[Figure dataset records]
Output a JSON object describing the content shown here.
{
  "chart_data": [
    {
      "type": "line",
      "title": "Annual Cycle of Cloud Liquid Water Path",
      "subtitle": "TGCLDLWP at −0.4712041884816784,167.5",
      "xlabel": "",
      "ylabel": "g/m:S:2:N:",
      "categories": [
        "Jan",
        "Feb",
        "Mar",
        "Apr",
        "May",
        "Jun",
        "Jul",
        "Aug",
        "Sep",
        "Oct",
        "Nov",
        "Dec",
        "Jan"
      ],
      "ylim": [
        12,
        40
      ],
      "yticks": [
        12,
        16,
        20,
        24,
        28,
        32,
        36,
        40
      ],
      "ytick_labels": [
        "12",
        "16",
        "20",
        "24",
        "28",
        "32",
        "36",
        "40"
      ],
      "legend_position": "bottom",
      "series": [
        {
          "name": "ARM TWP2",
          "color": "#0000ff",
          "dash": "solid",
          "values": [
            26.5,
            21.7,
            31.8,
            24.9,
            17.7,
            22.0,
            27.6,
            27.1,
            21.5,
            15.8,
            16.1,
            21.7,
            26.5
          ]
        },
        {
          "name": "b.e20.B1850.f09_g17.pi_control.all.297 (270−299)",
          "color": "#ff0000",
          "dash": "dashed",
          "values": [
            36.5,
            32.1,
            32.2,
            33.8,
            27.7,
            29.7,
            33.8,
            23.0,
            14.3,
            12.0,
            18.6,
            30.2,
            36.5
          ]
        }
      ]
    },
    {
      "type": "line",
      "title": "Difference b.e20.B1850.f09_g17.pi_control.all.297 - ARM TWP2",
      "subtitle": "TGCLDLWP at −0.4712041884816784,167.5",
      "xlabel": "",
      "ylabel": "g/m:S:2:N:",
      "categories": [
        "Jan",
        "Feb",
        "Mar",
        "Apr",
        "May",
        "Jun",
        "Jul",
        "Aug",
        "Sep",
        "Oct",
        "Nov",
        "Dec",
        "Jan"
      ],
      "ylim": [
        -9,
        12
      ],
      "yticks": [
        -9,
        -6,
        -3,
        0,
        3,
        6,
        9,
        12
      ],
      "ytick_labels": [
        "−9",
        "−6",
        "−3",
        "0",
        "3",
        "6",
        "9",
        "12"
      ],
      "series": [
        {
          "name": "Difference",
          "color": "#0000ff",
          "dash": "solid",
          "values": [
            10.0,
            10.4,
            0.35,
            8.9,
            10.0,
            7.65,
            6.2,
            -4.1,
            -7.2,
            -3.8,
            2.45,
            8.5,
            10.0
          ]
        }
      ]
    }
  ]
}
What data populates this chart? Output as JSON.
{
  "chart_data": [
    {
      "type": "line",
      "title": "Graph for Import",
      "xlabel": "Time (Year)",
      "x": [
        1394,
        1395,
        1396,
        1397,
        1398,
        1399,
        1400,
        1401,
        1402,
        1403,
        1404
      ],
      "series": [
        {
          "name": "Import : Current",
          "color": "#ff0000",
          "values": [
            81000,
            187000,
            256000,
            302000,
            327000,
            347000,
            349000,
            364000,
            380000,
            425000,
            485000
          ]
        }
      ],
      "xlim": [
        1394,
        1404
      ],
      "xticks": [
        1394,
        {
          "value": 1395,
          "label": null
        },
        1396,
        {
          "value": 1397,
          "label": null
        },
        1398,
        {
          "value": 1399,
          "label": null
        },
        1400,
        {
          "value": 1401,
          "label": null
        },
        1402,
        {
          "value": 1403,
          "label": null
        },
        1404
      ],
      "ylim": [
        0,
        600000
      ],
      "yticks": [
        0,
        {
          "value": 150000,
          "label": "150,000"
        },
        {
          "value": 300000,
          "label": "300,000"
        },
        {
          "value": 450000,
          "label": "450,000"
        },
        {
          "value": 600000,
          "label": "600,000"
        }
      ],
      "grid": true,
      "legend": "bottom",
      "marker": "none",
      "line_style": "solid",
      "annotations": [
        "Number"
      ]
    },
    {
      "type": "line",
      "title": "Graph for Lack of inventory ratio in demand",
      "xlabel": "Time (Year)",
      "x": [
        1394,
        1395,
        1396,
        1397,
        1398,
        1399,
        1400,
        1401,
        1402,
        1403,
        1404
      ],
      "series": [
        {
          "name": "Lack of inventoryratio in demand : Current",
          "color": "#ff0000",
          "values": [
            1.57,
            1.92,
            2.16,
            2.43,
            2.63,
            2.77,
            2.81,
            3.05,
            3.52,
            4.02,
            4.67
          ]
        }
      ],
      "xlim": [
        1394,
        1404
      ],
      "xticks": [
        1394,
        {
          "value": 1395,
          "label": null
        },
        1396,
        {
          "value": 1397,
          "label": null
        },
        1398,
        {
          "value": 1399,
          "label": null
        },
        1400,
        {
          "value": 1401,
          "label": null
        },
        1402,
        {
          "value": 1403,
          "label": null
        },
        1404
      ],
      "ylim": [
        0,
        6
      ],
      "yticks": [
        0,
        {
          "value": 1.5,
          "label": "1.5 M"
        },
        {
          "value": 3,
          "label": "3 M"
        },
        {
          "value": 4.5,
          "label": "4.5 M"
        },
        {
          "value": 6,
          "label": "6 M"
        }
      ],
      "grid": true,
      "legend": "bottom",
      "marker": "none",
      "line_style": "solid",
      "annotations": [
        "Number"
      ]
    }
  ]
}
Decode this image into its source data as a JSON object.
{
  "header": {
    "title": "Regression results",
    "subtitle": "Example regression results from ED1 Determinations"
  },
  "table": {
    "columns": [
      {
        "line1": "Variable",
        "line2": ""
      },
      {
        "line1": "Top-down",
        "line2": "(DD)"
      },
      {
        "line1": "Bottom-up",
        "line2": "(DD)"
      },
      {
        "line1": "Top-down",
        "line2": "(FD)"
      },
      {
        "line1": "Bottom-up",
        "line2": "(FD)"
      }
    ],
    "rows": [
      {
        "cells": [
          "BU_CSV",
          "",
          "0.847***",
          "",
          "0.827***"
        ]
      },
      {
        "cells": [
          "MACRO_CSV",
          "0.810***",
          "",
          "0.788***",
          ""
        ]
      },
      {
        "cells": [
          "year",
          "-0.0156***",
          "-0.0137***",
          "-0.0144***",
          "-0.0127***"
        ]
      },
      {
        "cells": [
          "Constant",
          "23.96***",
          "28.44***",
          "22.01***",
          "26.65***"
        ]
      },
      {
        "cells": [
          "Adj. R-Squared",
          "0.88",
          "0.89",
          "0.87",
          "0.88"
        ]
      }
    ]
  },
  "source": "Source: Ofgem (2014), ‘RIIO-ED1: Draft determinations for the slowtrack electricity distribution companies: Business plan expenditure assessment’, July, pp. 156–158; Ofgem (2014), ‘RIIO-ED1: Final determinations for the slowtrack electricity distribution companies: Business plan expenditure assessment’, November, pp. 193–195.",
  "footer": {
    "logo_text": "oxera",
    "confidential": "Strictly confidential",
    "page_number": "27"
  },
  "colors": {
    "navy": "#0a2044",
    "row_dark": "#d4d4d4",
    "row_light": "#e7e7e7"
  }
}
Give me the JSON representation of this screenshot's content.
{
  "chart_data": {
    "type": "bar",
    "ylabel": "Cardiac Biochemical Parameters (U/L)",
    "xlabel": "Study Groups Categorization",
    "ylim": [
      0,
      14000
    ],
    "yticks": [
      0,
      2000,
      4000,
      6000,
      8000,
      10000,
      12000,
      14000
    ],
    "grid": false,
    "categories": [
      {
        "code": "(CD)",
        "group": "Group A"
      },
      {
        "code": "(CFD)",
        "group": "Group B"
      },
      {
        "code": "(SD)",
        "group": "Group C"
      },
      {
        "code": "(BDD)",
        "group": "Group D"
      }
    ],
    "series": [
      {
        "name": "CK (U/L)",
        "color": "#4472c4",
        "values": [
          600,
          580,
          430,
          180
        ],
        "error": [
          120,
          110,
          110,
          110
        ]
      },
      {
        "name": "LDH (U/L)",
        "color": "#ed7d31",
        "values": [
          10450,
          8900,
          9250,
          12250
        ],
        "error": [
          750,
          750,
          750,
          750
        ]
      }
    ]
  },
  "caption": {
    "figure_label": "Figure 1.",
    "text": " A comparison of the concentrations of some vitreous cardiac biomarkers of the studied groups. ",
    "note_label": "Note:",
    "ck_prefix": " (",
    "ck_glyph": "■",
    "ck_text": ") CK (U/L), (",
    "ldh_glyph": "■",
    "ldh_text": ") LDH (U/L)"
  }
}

- Goal: Exactly how many lines in the data above contain the word "Graph"? Respond with the number and nothing more.

- Result of this task: 2